GOAL: Retype each entry below exactly as it stands.

(Stored entries)
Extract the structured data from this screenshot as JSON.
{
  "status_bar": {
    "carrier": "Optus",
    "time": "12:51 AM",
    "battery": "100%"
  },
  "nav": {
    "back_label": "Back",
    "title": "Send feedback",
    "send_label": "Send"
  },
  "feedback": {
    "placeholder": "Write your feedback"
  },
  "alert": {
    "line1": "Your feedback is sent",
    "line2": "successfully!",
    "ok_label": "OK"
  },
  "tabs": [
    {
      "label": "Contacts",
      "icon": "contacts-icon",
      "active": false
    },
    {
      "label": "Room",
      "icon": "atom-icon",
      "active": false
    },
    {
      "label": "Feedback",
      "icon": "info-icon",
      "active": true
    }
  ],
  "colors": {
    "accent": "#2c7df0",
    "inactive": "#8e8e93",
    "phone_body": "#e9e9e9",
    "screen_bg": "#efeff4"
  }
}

IN RESPONSE:
Extract the structured data from this screenshot as JSON.
{
  "status_bar": {
    "carrier": "Optus",
    "time": "12:51 AM",
    "battery": "100%"
  },
  "nav": {
    "back_label": "Back",
    "title": "Send feedback",
    "send_label": "Send"
  },
  "feedback": {
    "placeholder": "Write your feedback"
  },
  "alert": {
    "line1": "Your feedback is sent",
    "line2": "successfully!",
    "ok_label": "OK"
  },
  "tabs": [
    {
      "label": "Contacts",
      "icon": "contacts-icon",
      "active": false
    },
    {
      "label": "Room",
      "icon": "atom-icon",
      "active": false
    },
    {
      "label": "Feedback",
      "icon": "info-icon",
      "active": true
    }
  ],
  "colors": {
    "accent": "#2c7df0",
    "inactive": "#8e8e93",
    "phone_body": "#e9e9e9",
    "screen_bg": "#efeff4"
  }
}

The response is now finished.